提供抜粋:
津川洋行から発売されているのが水の素です。パラフィンを素材としており、湯煎で溶かして液状化させ、川や海の予定場所に流し込みます。融点が低く、65℃となっていますので、ドライヤーや半田ごてを使って形状の修正が可能です。

M-1 水の素 (リバーグリーン) by TGW(津川洋行)

M-2 水の素 (マリンブルー) by TGW(津川洋行)

M-3 水の素 (ナチュラル) by TGW(津川洋行)


商品の状態としては、触った感触としてはカチカチに固くなっています。ちなみに、パラフィンはロウソクの原料などに使われているほか、蝋人形や食品サンプルなどでも用いられる素材です。

★熱で溶かして流し込む素材を使う方法 (その3)

同じく津川洋行から発売されている水の素プロもご紹介しましょう。先ほどの水の素の上位素材で、透明感・湿潤感を追求する方におすすめです。素材はパラフィンではなく塩ビ系となり、融点も高くなります。流し込みが完了して固まった後でも、半田ごてで波の形状に加工することも可能です。

MP-1 水の素・プロ (リバーグリーン) by TGW(津川洋行)

MP-2 水の素・プロ (マリンブルー) by TGW(津川洋行)

短い課題 1: 水の素の紹介文では、水の素の融点は何℃とされていますか。
短い課題 2: 水の素の紹介文のうち、「津川洋行から発売されているの」という語句を含む箇所から始まり「(ナチュラル) by TGW(津川洋行)」で終わる部分を、一字一句変えずに書き写してください。
短い課題 3: 水の素の紹介文を、最後に示された行の後から書き継いでください。

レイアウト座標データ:
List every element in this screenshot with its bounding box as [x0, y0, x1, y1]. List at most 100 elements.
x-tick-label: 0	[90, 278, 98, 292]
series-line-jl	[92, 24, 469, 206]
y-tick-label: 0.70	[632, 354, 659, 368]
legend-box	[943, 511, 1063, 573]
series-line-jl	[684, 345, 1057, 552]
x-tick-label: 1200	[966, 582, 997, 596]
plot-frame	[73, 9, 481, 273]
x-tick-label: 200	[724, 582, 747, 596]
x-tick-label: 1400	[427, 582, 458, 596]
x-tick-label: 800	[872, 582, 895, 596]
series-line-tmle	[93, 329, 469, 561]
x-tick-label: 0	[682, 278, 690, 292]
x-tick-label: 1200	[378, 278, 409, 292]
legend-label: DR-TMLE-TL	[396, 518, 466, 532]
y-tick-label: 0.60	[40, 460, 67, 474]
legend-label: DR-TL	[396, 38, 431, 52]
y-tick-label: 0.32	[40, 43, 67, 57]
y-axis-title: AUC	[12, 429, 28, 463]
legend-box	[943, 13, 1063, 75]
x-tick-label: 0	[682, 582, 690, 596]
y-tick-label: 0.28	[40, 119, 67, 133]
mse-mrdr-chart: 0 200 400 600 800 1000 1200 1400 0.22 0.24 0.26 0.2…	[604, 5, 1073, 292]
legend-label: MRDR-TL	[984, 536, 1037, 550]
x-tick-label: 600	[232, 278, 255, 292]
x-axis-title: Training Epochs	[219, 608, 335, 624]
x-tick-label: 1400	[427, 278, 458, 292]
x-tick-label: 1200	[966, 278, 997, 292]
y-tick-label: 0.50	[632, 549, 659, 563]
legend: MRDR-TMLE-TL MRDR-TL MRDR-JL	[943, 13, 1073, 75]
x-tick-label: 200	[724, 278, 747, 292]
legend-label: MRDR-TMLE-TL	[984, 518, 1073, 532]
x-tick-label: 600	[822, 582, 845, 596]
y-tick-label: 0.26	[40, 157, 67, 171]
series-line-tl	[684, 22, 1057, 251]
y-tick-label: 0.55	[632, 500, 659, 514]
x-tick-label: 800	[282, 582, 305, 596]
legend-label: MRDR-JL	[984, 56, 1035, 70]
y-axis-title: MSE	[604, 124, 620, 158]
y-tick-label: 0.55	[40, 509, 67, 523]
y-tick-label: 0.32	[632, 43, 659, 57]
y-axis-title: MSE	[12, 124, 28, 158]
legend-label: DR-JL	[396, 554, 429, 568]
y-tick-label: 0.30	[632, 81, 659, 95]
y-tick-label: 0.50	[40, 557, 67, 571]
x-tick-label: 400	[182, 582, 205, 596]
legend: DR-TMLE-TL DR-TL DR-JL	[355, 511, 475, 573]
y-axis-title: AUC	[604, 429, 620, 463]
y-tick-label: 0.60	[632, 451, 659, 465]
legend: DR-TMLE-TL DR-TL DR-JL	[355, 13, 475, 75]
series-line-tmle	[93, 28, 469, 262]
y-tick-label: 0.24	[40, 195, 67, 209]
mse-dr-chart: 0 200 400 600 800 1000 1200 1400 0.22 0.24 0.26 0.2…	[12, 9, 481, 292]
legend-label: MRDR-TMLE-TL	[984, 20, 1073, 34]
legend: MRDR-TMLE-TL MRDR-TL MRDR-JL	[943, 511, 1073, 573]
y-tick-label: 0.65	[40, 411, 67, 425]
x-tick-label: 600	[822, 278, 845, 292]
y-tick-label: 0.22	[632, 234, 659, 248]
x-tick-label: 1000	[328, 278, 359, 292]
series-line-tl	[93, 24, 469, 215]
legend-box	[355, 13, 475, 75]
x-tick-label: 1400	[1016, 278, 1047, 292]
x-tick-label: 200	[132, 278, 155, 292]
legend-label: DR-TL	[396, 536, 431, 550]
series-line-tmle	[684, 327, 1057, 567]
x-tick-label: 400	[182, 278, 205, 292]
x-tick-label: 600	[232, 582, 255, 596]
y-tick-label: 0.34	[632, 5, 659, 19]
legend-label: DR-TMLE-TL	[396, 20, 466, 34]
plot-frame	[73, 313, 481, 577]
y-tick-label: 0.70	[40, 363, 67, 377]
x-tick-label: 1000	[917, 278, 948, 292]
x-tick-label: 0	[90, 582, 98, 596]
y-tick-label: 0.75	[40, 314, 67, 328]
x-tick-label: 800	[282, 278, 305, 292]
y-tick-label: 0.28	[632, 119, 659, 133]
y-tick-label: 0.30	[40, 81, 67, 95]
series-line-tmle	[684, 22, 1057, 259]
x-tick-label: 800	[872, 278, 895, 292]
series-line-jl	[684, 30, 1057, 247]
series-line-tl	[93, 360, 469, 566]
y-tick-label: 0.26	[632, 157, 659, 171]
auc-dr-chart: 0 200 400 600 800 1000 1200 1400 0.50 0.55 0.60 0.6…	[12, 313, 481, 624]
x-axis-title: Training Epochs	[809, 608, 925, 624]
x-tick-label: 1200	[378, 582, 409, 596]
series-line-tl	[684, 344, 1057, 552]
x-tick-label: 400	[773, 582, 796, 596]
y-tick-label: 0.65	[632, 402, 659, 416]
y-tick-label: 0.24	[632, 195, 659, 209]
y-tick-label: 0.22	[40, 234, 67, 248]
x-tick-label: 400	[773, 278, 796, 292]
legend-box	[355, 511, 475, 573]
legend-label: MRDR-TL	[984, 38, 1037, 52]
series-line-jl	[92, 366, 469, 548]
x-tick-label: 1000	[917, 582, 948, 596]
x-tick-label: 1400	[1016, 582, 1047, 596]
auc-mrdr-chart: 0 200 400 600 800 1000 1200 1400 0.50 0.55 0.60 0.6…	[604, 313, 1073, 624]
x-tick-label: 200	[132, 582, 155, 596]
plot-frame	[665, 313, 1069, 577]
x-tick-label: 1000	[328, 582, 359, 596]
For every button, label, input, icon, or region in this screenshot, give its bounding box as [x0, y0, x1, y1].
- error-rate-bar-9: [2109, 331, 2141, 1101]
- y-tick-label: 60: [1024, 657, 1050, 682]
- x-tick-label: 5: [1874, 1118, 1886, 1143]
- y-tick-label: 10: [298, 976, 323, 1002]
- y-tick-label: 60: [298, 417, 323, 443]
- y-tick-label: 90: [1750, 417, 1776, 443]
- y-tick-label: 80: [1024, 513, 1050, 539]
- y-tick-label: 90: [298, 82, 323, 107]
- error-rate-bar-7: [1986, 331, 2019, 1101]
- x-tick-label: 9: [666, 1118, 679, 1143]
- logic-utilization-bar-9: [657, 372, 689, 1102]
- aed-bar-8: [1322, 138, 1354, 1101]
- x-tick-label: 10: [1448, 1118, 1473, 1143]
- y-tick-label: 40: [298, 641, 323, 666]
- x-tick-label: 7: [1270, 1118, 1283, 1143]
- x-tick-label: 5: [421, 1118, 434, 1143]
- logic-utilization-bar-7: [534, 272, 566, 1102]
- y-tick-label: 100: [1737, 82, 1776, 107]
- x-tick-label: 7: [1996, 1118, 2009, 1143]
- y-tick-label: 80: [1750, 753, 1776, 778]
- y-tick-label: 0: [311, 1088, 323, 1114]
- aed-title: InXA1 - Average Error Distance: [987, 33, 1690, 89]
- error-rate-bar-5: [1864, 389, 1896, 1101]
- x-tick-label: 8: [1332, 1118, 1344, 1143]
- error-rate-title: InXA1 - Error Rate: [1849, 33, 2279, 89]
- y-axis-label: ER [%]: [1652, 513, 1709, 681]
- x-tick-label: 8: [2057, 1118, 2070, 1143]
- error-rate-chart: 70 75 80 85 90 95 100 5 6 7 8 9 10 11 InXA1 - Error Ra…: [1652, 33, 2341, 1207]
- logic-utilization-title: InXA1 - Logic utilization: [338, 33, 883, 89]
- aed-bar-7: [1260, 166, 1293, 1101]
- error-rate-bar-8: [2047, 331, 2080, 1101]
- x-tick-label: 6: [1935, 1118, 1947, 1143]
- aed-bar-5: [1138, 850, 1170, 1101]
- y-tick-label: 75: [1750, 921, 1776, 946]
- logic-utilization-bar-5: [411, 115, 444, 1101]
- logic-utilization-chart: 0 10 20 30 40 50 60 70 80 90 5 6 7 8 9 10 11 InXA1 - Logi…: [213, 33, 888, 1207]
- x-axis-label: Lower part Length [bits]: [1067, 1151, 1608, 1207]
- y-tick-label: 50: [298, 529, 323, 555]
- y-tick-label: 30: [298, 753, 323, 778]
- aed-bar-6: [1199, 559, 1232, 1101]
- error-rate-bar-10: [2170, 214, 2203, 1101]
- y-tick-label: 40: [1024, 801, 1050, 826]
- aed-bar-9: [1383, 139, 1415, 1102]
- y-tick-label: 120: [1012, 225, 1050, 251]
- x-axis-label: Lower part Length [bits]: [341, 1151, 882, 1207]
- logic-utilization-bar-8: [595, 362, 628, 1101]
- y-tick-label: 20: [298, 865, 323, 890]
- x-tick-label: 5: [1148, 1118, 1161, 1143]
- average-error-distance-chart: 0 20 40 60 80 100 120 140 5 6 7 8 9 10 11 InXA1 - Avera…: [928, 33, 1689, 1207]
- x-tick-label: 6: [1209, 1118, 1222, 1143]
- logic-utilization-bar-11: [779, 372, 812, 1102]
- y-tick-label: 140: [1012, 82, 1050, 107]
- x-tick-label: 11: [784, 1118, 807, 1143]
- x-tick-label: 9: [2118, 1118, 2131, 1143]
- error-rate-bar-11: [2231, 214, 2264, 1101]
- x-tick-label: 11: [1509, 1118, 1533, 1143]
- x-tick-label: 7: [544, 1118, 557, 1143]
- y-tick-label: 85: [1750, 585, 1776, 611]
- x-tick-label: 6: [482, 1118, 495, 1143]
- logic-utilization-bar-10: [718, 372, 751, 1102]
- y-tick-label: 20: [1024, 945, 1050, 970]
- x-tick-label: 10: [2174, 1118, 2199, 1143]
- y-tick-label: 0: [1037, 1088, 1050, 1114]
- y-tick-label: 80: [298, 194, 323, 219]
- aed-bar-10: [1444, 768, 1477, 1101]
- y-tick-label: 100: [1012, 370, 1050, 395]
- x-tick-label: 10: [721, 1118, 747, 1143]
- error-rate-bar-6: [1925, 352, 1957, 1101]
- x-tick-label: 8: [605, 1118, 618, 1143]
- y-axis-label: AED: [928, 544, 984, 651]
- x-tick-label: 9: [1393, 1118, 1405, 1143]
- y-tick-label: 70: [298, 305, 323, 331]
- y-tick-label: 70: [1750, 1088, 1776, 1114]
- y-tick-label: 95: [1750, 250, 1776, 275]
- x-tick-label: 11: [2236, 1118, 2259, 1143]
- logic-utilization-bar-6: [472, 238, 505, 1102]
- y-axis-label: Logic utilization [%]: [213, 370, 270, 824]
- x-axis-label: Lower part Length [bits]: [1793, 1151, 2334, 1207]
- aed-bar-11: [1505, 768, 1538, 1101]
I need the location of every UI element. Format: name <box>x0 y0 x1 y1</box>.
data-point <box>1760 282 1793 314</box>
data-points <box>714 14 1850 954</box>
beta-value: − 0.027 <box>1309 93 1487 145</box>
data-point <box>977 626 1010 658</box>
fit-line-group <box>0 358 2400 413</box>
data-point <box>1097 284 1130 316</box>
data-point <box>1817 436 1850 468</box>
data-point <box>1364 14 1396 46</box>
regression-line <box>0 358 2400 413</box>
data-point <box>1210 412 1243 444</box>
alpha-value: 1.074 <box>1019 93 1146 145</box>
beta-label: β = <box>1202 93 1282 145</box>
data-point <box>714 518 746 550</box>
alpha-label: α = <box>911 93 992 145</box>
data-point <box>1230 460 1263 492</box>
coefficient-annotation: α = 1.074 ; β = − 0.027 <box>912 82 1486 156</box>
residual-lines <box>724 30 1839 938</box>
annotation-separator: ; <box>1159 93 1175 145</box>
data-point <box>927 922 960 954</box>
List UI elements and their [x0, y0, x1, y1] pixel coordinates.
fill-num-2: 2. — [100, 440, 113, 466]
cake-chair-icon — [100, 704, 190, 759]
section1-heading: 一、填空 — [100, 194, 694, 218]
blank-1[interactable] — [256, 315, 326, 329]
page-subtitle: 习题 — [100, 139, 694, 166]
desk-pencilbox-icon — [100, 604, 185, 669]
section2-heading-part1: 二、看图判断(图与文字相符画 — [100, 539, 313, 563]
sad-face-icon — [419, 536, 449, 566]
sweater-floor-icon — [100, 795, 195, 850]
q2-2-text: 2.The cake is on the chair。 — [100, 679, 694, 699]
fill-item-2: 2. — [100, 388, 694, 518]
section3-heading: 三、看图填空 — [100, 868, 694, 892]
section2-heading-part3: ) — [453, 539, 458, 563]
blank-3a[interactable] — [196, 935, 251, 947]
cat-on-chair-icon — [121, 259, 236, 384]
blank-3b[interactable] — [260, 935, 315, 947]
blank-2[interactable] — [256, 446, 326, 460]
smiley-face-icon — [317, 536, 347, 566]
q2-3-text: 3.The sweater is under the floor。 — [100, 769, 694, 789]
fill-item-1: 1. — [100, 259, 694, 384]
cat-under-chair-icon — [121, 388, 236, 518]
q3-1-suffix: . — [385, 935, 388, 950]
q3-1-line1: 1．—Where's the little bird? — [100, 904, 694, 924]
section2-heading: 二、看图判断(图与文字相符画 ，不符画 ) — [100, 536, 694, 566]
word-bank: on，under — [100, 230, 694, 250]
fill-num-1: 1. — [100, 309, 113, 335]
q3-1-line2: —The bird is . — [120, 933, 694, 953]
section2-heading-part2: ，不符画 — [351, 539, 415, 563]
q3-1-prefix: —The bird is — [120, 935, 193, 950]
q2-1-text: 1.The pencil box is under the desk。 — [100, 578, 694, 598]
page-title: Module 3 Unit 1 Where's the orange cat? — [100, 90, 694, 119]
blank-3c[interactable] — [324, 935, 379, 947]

記述回答 1: 65℃です。

記述回答 2:
津川洋行から発売されているのが水の素です。パラフィンを素材としており、湯煎で溶かして液状化させ、川や海の予定場所に流し込みます。融点が低く、65℃となっていますので、ドライヤーや半田ごてを使って形状の修正が可能です。

M-1 水の素 (リバーグリーン) by TGW(津川洋行)

M-2 水の素 (マリンブルー) by TGW(津川洋行)

M-3 水の素 (ナチュラル) by TGW(津川洋行)

記述回答 3:
MP-3 水の素・プロ (透明) by TGW(津川洋行)


商品の状態ですが、触った感じとしては、ちょっとぶよぶよした弾力があります。MP-1とMP-2はそれぞれ色が最初からついていますが、もっと濃くしたい方は着色用の素材が付属していますのでこれをご利用ください。


★注意★
流し込み系の素材の場合は、流し込む際には気泡が入らないよう慎重に作業する必要があります。さらに完全に固まるまでの間は埃や異物が混入しないよう、カバーをかけるなどして保護をしましょう。
固まる際に多少の収縮や減退が起きる素材もありますので、事前に別のもので試してみることもおすすめします。
作業中に臭いが発生するものもありますので、作業の際には換気に気を付けてください。


と、長くなりましたが、レイアウトやジオラマでの水表現は様々な方法がありますので、環境、予算、経験、好みなど、様々な条件を踏まえたうえでお選び下さい。ここでご紹介した商品・方法以外にも、もっと良いものがあるかもしれませんので、各自研究されることをおすすめします。

なお、これらの作業は自己責任となります。作業中の汚損や負傷その他事故につきましては、メーカー、販売店ともに責任を負いかねますので、十分注意して作業してください。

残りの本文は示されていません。